*Entries shown:*
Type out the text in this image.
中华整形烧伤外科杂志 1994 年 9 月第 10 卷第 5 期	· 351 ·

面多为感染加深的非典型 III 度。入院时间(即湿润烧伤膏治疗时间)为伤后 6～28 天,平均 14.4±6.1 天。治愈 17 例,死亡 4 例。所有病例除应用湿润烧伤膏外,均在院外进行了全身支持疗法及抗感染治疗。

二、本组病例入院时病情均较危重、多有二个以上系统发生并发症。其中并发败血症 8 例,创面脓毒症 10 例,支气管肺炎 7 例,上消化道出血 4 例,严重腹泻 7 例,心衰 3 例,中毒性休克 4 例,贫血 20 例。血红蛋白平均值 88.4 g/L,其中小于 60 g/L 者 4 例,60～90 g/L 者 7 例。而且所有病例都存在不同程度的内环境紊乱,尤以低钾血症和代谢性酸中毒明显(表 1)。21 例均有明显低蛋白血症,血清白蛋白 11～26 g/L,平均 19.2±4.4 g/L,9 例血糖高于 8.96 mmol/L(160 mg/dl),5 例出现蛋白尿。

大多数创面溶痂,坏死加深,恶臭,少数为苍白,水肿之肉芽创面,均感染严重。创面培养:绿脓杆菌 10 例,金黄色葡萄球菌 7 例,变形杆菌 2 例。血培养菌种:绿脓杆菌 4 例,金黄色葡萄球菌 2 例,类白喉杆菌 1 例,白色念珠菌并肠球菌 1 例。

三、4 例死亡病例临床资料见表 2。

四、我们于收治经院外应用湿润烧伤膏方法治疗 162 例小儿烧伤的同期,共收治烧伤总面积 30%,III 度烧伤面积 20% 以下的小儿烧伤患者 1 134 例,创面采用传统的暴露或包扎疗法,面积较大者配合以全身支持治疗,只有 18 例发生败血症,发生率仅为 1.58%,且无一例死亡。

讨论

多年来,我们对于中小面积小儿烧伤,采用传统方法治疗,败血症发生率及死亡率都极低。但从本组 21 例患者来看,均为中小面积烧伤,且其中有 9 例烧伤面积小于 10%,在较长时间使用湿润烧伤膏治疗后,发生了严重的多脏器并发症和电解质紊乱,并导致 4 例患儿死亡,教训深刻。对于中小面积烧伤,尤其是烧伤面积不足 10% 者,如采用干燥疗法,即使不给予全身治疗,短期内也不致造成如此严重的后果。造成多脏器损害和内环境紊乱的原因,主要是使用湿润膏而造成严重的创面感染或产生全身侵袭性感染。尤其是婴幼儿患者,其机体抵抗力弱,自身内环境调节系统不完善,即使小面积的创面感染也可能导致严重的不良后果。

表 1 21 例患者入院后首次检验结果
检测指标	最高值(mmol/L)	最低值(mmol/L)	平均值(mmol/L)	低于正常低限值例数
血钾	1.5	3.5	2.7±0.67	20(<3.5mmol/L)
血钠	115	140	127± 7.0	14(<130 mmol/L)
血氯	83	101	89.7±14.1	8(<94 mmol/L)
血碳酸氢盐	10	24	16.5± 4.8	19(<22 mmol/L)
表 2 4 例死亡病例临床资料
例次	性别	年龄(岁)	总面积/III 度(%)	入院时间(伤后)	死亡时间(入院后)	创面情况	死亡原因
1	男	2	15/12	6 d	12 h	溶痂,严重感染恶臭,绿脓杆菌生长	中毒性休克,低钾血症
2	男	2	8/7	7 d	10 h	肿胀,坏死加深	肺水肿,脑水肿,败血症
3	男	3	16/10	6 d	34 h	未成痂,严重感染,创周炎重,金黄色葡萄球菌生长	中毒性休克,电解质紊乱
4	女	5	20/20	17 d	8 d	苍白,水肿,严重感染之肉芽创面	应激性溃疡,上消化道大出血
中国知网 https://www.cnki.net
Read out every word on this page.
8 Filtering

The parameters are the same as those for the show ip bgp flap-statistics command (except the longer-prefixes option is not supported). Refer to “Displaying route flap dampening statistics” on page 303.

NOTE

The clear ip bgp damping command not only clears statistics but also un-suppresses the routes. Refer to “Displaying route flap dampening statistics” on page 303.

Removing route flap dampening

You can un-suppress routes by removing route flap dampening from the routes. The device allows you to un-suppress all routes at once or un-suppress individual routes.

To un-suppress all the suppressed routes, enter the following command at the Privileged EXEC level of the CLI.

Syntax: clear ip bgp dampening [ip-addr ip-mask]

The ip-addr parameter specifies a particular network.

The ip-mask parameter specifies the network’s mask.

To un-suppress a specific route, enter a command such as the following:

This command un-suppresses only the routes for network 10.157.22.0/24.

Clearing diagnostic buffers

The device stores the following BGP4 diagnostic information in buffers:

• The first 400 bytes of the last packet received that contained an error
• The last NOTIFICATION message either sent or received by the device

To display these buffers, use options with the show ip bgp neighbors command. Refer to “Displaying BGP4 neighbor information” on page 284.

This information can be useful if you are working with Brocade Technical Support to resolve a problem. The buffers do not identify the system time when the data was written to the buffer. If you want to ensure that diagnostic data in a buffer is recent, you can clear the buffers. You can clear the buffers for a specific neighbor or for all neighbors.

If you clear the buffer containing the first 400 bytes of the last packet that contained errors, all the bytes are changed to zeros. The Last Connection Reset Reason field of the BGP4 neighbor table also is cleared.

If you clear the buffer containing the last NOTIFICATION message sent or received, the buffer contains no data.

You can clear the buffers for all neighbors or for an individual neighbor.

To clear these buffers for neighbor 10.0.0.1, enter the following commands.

*Exercise requirements:*
Search the data above for the word "routes", then gather each line in which it appears.

*Answer for this exercise:*
The clear ip bgp damping command not only clears statistics but also un-suppresses the routes. Refer to “Displaying route flap dampening statistics” on page 303.
You can un-suppress routes by removing route flap dampening from the routes. The device allows you to un-suppress all routes at once or un-suppress individual routes.
To un-suppress all the suppressed routes, enter the following command at the Privileged EXEC level of the CLI.
This command un-suppresses only the routes for network 10.157.22.0/24.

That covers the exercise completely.